> **Supplied records**:
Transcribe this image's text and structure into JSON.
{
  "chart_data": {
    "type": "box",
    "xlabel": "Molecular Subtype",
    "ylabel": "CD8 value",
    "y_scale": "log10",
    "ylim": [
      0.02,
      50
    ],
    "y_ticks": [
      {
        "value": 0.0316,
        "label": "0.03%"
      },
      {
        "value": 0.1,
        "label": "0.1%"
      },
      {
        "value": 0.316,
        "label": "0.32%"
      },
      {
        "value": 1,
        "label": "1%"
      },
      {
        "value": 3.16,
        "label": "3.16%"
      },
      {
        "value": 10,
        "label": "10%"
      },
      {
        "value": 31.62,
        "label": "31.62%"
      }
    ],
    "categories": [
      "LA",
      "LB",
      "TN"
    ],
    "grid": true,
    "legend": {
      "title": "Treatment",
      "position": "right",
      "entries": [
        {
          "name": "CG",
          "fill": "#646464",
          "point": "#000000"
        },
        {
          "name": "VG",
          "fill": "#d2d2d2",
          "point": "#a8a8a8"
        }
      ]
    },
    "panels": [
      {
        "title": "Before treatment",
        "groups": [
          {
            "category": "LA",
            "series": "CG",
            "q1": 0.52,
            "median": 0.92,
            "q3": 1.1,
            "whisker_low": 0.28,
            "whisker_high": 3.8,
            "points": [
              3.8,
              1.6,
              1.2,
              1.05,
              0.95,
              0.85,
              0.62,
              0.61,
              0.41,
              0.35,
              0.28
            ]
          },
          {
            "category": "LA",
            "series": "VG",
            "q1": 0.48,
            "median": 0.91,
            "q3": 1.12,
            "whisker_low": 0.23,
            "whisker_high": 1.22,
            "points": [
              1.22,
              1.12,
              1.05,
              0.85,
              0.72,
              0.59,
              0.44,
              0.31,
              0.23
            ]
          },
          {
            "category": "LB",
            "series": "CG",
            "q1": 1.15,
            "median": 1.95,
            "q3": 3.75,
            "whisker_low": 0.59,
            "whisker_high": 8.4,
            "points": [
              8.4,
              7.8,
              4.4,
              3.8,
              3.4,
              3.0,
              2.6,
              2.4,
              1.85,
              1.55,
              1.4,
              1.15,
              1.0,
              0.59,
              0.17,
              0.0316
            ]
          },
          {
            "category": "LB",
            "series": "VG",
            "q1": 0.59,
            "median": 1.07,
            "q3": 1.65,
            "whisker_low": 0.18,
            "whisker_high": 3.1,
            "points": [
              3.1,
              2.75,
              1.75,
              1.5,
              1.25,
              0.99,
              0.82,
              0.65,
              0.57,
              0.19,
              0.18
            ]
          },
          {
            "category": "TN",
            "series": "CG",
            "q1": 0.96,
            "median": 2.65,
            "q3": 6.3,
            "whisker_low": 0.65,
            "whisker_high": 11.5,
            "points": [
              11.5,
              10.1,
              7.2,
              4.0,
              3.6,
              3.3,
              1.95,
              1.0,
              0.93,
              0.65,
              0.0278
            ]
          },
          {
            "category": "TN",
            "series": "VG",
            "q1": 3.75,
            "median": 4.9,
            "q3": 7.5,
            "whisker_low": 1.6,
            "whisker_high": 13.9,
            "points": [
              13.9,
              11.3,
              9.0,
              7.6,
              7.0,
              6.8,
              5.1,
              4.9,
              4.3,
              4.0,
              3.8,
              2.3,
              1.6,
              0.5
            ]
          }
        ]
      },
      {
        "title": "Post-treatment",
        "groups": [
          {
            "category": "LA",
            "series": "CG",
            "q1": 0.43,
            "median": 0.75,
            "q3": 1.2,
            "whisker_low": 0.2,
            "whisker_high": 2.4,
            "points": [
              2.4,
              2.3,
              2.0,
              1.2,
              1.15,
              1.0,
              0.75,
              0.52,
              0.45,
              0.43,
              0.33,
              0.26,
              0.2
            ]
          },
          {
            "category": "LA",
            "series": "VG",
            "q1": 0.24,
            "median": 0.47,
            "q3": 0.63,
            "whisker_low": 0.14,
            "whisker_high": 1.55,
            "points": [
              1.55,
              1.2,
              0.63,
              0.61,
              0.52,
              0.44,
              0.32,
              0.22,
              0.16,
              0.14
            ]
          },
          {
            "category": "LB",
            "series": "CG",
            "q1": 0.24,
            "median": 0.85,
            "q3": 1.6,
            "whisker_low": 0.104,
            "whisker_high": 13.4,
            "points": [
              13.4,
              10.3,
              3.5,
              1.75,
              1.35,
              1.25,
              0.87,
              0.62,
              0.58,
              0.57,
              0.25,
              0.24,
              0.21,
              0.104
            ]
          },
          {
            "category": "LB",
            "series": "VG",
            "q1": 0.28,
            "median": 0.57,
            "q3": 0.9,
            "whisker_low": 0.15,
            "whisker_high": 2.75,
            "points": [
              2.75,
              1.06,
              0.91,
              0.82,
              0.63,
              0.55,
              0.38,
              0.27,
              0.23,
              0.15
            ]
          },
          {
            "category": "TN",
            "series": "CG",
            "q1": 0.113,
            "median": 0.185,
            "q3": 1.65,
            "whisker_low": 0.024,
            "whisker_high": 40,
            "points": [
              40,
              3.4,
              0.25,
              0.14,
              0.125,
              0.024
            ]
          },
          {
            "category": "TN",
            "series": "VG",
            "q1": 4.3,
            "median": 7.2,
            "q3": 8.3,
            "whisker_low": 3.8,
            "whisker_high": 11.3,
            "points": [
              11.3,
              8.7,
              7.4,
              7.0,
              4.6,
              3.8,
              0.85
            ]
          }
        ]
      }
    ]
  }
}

> **To do**: All of the data needs to be printed once more, exactly.

> **Answer for the task**:
Transcribe this image's text and structure into JSON.
{
  "chart_data": {
    "type": "box",
    "xlabel": "Molecular Subtype",
    "ylabel": "CD8 value",
    "y_scale": "log10",
    "ylim": [
      0.02,
      50
    ],
    "y_ticks": [
      {
        "value": 0.0316,
        "label": "0.03%"
      },
      {
        "value": 0.1,
        "label": "0.1%"
      },
      {
        "value": 0.316,
        "label": "0.32%"
      },
      {
        "value": 1,
        "label": "1%"
      },
      {
        "value": 3.16,
        "label": "3.16%"
      },
      {
        "value": 10,
        "label": "10%"
      },
      {
        "value": 31.62,
        "label": "31.62%"
      }
    ],
    "categories": [
      "LA",
      "LB",
      "TN"
    ],
    "grid": true,
    "legend": {
      "title": "Treatment",
      "position": "right",
      "entries": [
        {
          "name": "CG",
          "fill": "#646464",
          "point": "#000000"
        },
        {
          "name": "VG",
          "fill": "#d2d2d2",
          "point": "#a8a8a8"
        }
      ]
    },
    "panels": [
      {
        "title": "Before treatment",
        "groups": [
          {
            "category": "LA",
            "series": "CG",
            "q1": 0.52,
            "median": 0.92,
            "q3": 1.1,
            "whisker_low": 0.28,
            "whisker_high": 3.8,
            "points": [
              3.8,
              1.6,
              1.2,
              1.05,
              0.95,
              0.85,
              0.62,
              0.61,
              0.41,
              0.35,
              0.28
            ]
          },
          {
            "category": "LA",
            "series": "VG",
            "q1": 0.48,
            "median": 0.91,
            "q3": 1.12,
            "whisker_low": 0.23,
            "whisker_high": 1.22,
            "points": [
              1.22,
              1.12,
              1.05,
              0.85,
              0.72,
              0.59,
              0.44,
              0.31,
              0.23
            ]
          },
          {
            "category": "LB",
            "series": "CG",
            "q1": 1.15,
            "median": 1.95,
            "q3": 3.75,
            "whisker_low": 0.59,
            "whisker_high": 8.4,
            "points": [
              8.4,
              7.8,
              4.4,
              3.8,
              3.4,
              3.0,
              2.6,
              2.4,
              1.85,
              1.55,
              1.4,
              1.15,
              1.0,
              0.59,
              0.17,
              0.0316
            ]
          },
          {
            "category": "LB",
            "series": "VG",
            "q1": 0.59,
            "median": 1.07,
            "q3": 1.65,
            "whisker_low": 0.18,
            "whisker_high": 3.1,
            "points": [
              3.1,
              2.75,
              1.75,
              1.5,
              1.25,
              0.99,
              0.82,
              0.65,
              0.57,
              0.19,
              0.18
            ]
          },
          {
            "category": "TN",
            "series": "CG",
            "q1": 0.96,
            "median": 2.65,
            "q3": 6.3,
            "whisker_low": 0.65,
            "whisker_high": 11.5,
            "points": [
              11.5,
              10.1,
              7.2,
              4.0,
              3.6,
              3.3,
              1.95,
              1.0,
              0.93,
              0.65,
              0.0278
            ]
          },
          {
            "category": "TN",
            "series": "VG",
            "q1": 3.75,
            "median": 4.9,
            "q3": 7.5,
            "whisker_low": 1.6,
            "whisker_high": 13.9,
            "points": [
              13.9,
              11.3,
              9.0,
              7.6,
              7.0,
              6.8,
              5.1,
              4.9,
              4.3,
              4.0,
              3.8,
              2.3,
              1.6,
              0.5
            ]
          }
        ]
      },
      {
        "title": "Post-treatment",
        "groups": [
          {
            "category": "LA",
            "series": "CG",
            "q1": 0.43,
            "median": 0.75,
            "q3": 1.2,
            "whisker_low": 0.2,
            "whisker_high": 2.4,
            "points": [
              2.4,
              2.3,
              2.0,
              1.2,
              1.15,
              1.0,
              0.75,
              0.52,
              0.45,
              0.43,
              0.33,
              0.26,
              0.2
            ]
          },
          {
            "category": "LA",
            "series": "VG",
            "q1": 0.24,
            "median": 0.47,
            "q3": 0.63,
            "whisker_low": 0.14,
            "whisker_high": 1.55,
            "points": [
              1.55,
              1.2,
              0.63,
              0.61,
              0.52,
              0.44,
              0.32,
              0.22,
              0.16,
              0.14
            ]
          },
          {
            "category": "LB",
            "series": "CG",
            "q1": 0.24,
            "median": 0.85,
            "q3": 1.6,
            "whisker_low": 0.104,
            "whisker_high": 13.4,
            "points": [
              13.4,
              10.3,
              3.5,
              1.75,
              1.35,
              1.25,
              0.87,
              0.62,
              0.58,
              0.57,
              0.25,
              0.24,
              0.21,
              0.104
            ]
          },
          {
            "category": "LB",
            "series": "VG",
            "q1": 0.28,
            "median": 0.57,
            "q3": 0.9,
            "whisker_low": 0.15,
            "whisker_high": 2.75,
            "points": [
              2.75,
              1.06,
              0.91,
              0.82,
              0.63,
              0.55,
              0.38,
              0.27,
              0.23,
              0.15
            ]
          },
          {
            "category": "TN",
            "series": "CG",
            "q1": 0.113,
            "median": 0.185,
            "q3": 1.65,
            "whisker_low": 0.024,
            "whisker_high": 40,
            "points": [
              40,
              3.4,
              0.25,
              0.14,
              0.125,
              0.024
            ]
          },
          {
            "category": "TN",
            "series": "VG",
            "q1": 4.3,
            "median": 7.2,
            "q3": 8.3,
            "whisker_low": 3.8,
            "whisker_high": 11.3,
            "points": [
              11.3,
              8.7,
              7.4,
              7.0,
              4.6,
              3.8,
              0.85
            ]
          }
        ]
      }
    ]
  }
}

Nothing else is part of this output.